(Directive)
Repeat each line exactly, leaving nothing out.
+--
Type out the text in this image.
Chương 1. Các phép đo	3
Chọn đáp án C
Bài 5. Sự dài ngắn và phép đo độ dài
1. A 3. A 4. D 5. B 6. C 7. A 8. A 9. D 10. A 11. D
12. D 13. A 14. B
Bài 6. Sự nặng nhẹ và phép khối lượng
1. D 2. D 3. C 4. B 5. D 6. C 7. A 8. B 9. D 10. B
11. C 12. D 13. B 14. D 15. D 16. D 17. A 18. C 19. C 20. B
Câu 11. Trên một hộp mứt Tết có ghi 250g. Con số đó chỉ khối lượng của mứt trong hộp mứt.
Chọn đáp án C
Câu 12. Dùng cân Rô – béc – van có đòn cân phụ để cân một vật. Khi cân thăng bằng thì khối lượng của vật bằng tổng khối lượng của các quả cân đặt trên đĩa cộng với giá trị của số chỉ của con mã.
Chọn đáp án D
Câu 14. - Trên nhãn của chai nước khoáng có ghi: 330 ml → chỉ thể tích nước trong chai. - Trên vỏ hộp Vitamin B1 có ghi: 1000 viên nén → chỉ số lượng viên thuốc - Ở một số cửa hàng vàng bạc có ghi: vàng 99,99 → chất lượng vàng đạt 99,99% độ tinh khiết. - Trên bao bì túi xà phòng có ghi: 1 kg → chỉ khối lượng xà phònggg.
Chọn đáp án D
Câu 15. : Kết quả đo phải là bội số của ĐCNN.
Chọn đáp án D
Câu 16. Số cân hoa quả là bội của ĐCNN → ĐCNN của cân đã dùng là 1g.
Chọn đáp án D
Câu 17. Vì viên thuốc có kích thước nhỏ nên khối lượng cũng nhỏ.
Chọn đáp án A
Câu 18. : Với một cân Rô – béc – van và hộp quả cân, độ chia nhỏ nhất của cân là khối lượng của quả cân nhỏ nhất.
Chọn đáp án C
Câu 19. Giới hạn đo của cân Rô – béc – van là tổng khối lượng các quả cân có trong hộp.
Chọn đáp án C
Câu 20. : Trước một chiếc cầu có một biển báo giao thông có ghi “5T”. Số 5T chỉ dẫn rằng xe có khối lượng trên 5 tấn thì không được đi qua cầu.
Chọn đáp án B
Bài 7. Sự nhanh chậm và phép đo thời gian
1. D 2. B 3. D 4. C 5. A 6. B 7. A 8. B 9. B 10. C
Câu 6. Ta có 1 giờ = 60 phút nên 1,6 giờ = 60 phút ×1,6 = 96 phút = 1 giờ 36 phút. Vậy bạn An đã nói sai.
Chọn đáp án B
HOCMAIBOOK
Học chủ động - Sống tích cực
+--
(Task result)
Type out the text in this image.
Chương 1. Các phép đo	3
Chọn đáp án C
Bài 5. Sự dài ngắn và phép đo độ dài
1. A 3. A 4. D 5. B 6. C 7. A 8. A 9. D 10. A 11. D
12. D 13. A 14. B
Bài 6. Sự nặng nhẹ và phép khối lượng
1. D 2. D 3. C 4. B 5. D 6. C 7. A 8. B 9. D 10. B
11. C 12. D 13. B 14. D 15. D 16. D 17. A 18. C 19. C 20. B
Câu 11. Trên một hộp mứt Tết có ghi 250g. Con số đó chỉ khối lượng của mứt trong hộp mứt.
Chọn đáp án C
Câu 12. Dùng cân Rô – béc – van có đòn cân phụ để cân một vật. Khi cân thăng bằng thì khối lượng của vật bằng tổng khối lượng của các quả cân đặt trên đĩa cộng với giá trị của số chỉ của con mã.
Chọn đáp án D
Câu 14. - Trên nhãn của chai nước khoáng có ghi: 330 ml → chỉ thể tích nước trong chai. - Trên vỏ hộp Vitamin B1 có ghi: 1000 viên nén → chỉ số lượng viên thuốc - Ở một số cửa hàng vàng bạc có ghi: vàng 99,99 → chất lượng vàng đạt 99,99% độ tinh khiết. - Trên bao bì túi xà phòng có ghi: 1 kg → chỉ khối lượng xà phònggg.
Chọn đáp án D
Câu 15. : Kết quả đo phải là bội số của ĐCNN.
Chọn đáp án D
Câu 16. Số cân hoa quả là bội của ĐCNN → ĐCNN của cân đã dùng là 1g.
Chọn đáp án D
Câu 17. Vì viên thuốc có kích thước nhỏ nên khối lượng cũng nhỏ.
Chọn đáp án A
Câu 18. : Với một cân Rô – béc – van và hộp quả cân, độ chia nhỏ nhất của cân là khối lượng của quả cân nhỏ nhất.
Chọn đáp án C
Câu 19. Giới hạn đo của cân Rô – béc – van là tổng khối lượng các quả cân có trong hộp.
Chọn đáp án C
Câu 20. : Trước một chiếc cầu có một biển báo giao thông có ghi “5T”. Số 5T chỉ dẫn rằng xe có khối lượng trên 5 tấn thì không được đi qua cầu.
Chọn đáp án B
Bài 7. Sự nhanh chậm và phép đo thời gian
1. D 2. B 3. D 4. C 5. A 6. B 7. A 8. B 9. B 10. C
Câu 6. Ta có 1 giờ = 60 phút nên 1,6 giờ = 60 phút ×1,6 = 96 phút = 1 giờ 36 phút. Vậy bạn An đã nói sai.
Chọn đáp án B
HOCMAIBOOK
Học chủ động - Sống tích cực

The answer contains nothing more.